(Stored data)
-- Start --

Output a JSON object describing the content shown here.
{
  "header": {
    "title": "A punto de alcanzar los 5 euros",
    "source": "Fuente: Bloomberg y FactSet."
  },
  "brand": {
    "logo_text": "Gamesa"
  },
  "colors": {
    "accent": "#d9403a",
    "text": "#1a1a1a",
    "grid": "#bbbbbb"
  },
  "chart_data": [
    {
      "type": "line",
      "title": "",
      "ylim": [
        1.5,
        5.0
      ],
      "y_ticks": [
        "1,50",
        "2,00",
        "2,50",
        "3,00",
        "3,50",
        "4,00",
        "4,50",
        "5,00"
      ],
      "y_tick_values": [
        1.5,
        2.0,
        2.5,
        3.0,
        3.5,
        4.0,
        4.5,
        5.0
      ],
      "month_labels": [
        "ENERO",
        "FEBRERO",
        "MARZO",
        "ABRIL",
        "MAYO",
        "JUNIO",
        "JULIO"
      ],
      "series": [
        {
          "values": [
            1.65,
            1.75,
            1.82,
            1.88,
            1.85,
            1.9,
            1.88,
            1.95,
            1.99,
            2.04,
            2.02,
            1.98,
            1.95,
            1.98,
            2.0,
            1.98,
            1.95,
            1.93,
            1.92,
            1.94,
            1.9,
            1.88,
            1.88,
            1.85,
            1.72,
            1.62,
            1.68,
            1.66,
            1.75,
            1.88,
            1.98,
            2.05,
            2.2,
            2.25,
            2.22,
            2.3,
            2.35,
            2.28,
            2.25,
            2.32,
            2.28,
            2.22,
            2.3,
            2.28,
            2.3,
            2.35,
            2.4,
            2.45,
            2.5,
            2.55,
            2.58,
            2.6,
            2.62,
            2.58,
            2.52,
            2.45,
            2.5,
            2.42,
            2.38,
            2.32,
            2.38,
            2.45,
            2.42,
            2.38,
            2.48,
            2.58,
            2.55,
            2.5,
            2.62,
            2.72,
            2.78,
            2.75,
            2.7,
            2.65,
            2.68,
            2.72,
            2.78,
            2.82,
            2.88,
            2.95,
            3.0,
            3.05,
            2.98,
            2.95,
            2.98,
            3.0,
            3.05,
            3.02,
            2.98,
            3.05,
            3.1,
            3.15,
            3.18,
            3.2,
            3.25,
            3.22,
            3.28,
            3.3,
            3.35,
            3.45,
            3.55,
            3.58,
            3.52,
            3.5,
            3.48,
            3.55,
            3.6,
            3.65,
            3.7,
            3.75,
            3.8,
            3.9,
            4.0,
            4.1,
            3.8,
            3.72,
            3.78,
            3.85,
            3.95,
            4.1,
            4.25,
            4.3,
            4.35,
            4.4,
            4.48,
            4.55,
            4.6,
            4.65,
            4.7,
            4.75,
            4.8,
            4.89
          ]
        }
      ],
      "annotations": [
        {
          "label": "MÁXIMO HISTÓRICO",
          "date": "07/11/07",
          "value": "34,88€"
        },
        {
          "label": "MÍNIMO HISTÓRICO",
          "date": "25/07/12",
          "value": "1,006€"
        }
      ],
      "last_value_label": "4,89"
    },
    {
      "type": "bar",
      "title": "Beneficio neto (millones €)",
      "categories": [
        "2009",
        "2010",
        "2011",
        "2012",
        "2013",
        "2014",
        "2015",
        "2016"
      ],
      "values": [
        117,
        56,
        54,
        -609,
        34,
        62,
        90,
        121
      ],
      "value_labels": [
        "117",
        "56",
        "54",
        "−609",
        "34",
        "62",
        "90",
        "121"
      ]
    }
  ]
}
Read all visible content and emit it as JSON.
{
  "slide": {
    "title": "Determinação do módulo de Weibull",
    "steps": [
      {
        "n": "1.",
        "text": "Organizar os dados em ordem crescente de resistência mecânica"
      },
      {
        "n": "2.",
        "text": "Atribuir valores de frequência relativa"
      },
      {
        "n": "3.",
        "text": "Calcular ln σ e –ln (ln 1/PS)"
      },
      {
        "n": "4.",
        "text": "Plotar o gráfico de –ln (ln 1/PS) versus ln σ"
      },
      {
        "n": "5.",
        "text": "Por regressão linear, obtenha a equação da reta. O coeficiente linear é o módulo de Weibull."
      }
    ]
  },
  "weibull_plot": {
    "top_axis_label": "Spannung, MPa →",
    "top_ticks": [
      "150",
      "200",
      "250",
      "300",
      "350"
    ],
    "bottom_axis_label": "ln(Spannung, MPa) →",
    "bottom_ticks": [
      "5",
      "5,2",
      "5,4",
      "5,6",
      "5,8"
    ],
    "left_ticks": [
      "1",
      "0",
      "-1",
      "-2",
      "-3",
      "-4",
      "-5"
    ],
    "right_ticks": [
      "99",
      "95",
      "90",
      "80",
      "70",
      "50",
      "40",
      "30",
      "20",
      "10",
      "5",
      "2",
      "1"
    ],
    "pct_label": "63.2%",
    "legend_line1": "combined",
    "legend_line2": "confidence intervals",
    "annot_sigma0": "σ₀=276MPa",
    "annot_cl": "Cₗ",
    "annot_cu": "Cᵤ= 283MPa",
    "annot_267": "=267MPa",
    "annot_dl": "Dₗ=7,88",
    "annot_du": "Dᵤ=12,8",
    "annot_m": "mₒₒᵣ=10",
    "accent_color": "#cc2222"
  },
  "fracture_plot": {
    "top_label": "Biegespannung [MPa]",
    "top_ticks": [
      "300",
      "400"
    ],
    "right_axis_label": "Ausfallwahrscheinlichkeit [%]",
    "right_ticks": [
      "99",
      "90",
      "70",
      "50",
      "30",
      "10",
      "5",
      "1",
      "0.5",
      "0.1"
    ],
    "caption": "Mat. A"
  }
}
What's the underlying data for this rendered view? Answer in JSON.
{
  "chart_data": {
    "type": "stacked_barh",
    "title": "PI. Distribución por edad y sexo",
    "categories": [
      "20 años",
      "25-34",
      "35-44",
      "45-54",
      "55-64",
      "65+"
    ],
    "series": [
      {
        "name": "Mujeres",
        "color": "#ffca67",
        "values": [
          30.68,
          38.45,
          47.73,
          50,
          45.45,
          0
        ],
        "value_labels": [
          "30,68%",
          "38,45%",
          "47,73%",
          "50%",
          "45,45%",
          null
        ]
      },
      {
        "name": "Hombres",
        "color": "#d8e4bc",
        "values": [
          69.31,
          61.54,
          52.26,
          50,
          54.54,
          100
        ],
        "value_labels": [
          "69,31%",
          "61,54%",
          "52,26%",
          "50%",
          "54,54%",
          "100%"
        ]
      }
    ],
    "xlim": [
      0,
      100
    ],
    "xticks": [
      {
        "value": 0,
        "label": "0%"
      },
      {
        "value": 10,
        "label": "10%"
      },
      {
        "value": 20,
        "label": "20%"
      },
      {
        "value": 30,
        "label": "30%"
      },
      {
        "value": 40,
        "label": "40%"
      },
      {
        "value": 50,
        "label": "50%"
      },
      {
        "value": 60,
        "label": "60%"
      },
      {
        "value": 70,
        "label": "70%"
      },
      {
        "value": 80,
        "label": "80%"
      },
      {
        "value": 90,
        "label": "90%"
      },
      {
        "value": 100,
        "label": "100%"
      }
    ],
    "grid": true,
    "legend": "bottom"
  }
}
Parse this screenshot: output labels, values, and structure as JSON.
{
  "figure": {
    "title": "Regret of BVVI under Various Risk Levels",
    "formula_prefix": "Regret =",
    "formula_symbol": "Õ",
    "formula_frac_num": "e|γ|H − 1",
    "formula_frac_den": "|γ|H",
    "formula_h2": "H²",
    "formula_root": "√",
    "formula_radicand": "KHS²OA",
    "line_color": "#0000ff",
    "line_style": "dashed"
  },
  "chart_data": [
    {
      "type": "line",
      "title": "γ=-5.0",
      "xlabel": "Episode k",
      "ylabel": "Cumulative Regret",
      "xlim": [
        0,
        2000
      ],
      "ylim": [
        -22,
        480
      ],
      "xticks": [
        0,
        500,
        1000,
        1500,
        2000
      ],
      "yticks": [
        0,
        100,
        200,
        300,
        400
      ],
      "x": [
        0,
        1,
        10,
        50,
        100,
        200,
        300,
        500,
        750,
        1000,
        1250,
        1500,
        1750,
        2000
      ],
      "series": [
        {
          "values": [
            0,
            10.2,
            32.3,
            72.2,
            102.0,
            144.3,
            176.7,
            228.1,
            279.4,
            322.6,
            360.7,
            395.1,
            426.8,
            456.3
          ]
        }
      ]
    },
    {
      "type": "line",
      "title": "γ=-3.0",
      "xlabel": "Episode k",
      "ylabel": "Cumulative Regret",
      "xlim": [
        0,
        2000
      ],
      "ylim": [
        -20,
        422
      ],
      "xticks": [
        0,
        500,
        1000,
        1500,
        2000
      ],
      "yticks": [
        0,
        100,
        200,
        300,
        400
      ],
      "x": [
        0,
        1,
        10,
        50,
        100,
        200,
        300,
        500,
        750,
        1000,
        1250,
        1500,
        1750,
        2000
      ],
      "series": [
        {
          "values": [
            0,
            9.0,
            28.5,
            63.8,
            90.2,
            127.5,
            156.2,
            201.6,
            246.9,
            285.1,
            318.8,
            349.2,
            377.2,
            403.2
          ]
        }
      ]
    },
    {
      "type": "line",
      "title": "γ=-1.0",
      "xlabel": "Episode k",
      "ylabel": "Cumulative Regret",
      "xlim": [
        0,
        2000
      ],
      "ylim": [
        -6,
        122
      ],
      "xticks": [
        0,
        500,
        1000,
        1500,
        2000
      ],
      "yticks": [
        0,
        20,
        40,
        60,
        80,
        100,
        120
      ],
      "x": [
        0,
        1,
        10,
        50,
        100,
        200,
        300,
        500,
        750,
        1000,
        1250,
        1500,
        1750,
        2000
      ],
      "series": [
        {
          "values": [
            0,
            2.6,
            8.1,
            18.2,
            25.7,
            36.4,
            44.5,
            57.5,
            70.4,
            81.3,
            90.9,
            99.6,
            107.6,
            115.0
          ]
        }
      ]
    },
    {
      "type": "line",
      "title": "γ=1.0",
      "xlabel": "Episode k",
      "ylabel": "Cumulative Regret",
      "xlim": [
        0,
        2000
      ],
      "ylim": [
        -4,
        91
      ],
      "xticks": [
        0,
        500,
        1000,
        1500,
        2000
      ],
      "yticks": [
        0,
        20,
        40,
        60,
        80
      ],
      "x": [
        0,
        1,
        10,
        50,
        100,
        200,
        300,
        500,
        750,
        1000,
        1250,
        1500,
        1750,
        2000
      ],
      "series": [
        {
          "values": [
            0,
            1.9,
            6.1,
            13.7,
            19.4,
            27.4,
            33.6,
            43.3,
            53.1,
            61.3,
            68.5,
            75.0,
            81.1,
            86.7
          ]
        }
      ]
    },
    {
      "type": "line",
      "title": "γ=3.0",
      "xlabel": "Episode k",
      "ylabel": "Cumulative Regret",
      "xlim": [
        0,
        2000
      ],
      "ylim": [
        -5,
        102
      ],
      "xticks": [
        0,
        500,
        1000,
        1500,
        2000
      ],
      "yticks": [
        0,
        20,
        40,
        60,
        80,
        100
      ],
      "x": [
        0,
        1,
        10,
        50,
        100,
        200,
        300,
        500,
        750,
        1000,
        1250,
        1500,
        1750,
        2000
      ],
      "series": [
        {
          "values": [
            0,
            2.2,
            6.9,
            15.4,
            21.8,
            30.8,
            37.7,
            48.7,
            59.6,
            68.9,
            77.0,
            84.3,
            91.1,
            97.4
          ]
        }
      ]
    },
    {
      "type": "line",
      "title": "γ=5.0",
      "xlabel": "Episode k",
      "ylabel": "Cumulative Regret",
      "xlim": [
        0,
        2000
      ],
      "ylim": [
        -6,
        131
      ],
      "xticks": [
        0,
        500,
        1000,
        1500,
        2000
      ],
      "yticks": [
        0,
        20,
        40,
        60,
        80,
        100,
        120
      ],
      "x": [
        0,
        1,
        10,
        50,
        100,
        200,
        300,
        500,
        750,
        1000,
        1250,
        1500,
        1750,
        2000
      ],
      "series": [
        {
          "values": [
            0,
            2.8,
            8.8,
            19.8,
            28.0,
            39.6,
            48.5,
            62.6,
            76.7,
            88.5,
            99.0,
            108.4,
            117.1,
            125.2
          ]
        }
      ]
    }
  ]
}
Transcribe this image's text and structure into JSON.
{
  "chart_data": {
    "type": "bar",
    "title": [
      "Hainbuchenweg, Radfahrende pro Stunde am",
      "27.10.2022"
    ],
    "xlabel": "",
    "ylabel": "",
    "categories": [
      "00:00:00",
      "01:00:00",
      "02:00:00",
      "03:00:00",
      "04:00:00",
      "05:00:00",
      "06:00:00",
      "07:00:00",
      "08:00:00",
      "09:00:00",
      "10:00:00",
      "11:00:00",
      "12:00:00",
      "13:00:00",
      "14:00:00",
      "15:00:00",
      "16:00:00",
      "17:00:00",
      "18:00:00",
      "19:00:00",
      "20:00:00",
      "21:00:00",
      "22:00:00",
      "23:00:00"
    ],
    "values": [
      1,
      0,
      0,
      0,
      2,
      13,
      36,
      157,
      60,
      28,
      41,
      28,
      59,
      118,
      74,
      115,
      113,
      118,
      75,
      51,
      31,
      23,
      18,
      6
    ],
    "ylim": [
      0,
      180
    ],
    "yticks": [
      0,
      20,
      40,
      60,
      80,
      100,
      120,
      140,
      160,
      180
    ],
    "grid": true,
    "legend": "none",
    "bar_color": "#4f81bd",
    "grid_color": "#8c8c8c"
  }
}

-- End --

> To do
Which lines of the data include "content"? Copy each of them.

> Response
Output a JSON object describing the content shown here.
Read all visible content and emit it as JSON.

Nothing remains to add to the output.